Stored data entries
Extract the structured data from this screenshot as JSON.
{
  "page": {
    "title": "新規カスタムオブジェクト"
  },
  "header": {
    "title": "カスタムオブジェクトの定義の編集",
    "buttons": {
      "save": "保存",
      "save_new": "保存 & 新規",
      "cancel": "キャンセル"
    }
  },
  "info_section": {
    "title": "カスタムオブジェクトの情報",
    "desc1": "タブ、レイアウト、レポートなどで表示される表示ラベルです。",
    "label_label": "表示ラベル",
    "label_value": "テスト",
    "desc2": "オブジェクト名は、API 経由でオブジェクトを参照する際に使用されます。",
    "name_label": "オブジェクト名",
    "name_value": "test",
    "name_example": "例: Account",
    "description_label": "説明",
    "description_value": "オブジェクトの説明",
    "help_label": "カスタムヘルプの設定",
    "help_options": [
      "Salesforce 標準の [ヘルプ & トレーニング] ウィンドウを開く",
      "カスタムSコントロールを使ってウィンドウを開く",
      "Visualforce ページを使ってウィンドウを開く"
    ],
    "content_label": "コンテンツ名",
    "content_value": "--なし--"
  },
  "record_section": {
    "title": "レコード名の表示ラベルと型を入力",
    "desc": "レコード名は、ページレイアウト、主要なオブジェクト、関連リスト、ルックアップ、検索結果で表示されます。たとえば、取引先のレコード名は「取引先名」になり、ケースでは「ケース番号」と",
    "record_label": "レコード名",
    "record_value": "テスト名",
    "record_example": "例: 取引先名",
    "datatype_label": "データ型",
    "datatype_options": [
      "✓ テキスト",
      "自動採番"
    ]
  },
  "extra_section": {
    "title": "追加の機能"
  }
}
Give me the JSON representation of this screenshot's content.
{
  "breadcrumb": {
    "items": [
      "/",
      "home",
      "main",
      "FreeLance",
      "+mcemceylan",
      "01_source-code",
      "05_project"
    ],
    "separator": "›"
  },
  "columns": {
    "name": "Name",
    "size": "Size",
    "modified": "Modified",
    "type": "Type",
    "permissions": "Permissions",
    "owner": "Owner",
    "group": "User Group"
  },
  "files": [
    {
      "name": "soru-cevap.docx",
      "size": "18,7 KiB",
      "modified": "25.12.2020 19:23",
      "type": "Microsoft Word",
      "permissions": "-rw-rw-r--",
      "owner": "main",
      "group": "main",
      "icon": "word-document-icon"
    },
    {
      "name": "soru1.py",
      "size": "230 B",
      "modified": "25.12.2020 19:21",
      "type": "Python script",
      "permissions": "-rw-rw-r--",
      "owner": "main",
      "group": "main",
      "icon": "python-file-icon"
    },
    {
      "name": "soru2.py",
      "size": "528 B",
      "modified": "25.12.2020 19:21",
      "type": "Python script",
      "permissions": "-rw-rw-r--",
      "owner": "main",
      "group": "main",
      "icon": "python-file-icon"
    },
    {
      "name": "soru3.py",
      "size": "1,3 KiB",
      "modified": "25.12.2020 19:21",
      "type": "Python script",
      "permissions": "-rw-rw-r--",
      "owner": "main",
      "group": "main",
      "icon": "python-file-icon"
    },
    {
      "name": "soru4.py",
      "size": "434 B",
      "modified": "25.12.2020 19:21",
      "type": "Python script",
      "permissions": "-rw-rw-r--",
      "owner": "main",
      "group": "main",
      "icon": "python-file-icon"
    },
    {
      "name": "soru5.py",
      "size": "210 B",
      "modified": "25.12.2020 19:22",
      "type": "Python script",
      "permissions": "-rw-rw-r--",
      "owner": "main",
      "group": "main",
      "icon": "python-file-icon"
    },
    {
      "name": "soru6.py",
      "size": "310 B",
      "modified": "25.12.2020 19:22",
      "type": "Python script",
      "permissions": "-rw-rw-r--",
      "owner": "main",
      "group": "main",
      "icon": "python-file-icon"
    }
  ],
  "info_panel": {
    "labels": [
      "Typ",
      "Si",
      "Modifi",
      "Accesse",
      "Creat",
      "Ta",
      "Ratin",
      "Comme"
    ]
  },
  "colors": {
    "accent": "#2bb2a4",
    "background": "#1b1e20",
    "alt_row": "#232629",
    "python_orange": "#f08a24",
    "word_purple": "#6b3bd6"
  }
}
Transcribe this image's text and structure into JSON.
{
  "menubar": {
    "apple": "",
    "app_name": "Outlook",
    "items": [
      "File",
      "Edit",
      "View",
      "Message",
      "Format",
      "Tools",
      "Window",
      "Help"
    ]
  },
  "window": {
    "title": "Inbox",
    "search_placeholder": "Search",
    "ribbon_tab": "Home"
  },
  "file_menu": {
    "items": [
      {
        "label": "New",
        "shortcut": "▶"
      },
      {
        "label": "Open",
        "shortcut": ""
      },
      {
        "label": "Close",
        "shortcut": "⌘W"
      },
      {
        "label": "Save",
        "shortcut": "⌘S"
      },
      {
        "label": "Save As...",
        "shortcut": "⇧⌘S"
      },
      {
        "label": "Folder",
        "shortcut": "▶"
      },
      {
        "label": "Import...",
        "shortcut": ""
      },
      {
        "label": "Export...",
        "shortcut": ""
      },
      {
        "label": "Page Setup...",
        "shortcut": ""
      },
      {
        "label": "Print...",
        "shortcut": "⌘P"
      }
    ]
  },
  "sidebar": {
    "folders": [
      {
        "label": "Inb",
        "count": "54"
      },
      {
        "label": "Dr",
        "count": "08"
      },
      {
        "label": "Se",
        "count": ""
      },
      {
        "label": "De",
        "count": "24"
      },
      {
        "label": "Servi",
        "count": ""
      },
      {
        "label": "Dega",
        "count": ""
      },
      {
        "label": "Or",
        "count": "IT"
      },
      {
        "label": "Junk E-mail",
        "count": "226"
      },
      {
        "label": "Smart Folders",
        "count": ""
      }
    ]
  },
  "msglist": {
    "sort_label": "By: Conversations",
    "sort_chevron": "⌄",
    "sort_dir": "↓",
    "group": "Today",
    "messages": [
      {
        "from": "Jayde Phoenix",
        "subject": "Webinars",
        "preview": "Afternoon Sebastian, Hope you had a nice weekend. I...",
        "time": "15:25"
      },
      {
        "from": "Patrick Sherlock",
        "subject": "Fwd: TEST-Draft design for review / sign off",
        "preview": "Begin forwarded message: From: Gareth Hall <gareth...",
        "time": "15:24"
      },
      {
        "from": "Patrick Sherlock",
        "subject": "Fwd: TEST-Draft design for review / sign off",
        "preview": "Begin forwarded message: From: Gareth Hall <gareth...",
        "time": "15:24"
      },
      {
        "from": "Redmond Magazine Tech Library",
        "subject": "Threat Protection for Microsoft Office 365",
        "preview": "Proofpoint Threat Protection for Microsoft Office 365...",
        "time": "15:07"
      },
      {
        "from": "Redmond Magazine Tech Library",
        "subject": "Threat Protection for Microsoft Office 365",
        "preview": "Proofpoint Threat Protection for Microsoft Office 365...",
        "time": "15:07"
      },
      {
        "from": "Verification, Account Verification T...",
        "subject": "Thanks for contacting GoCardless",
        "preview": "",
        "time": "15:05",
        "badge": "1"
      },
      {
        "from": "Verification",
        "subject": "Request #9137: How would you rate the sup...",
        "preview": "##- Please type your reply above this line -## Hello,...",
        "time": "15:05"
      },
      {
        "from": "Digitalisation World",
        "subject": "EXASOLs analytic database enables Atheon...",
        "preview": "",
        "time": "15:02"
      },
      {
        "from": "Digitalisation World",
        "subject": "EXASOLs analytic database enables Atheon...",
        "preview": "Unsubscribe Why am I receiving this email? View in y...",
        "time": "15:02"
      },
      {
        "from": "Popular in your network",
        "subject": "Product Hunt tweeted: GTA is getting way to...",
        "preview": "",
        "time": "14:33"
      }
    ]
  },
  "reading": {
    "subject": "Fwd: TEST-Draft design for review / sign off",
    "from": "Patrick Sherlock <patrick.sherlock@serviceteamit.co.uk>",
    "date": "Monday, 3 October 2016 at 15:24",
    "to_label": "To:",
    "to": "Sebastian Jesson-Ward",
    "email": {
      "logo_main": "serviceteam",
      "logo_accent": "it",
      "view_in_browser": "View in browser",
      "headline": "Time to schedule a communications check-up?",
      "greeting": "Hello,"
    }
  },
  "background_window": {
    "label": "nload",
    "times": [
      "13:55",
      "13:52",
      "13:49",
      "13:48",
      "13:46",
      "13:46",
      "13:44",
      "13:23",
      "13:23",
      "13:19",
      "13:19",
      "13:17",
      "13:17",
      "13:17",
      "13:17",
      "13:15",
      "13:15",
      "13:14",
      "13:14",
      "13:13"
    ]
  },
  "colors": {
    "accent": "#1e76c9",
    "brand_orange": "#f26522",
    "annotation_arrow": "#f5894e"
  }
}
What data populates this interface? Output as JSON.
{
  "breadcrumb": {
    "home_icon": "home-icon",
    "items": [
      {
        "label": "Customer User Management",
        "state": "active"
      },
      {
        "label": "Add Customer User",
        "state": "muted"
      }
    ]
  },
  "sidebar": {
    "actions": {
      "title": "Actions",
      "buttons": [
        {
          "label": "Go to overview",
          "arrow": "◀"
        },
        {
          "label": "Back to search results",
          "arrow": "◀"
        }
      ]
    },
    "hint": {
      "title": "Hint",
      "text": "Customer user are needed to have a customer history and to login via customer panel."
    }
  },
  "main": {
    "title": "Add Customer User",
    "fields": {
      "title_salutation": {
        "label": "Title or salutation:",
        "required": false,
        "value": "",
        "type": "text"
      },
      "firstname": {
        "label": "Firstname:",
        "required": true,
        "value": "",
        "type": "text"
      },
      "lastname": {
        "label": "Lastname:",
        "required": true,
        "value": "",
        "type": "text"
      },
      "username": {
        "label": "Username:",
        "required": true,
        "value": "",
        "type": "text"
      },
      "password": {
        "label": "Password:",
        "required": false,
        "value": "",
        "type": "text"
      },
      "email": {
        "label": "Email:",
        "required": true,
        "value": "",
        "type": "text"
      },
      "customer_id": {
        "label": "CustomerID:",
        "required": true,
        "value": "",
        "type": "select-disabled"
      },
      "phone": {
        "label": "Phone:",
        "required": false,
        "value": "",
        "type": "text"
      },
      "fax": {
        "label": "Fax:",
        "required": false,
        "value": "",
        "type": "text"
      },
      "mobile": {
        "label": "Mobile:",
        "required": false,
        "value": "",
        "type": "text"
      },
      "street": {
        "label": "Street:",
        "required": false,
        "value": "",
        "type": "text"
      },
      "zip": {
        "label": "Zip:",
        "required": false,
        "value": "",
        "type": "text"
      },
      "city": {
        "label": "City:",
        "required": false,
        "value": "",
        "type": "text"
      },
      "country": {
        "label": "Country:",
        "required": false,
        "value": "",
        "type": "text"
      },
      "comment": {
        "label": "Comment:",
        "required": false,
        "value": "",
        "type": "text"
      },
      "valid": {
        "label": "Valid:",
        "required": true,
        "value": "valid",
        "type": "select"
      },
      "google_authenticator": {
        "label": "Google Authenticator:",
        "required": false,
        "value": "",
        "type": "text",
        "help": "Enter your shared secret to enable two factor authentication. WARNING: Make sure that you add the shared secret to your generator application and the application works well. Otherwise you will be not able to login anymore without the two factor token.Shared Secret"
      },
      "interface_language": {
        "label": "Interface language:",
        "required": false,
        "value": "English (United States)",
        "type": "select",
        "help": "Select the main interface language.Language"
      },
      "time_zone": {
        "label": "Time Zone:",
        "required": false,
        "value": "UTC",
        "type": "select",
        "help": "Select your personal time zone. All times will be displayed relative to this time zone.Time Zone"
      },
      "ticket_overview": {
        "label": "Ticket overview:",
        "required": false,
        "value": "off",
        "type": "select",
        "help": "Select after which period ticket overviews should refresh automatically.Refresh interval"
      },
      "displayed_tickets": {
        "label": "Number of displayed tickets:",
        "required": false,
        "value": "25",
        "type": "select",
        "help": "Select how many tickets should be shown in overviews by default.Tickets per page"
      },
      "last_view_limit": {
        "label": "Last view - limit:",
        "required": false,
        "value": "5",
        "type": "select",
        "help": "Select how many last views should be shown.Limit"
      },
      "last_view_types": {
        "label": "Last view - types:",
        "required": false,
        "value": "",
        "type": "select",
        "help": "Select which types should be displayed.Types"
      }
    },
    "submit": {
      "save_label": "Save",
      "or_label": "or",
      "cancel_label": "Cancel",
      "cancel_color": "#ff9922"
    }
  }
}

YOUR GOAL: Scan the material above. Copy each line that holds the word "shown".

RESULT OF THE EXERCISE:
        "help": "Select how many tickets should be shown in overviews by default.Tickets per page"
        "help": "Select how many last views should be shown.Limit"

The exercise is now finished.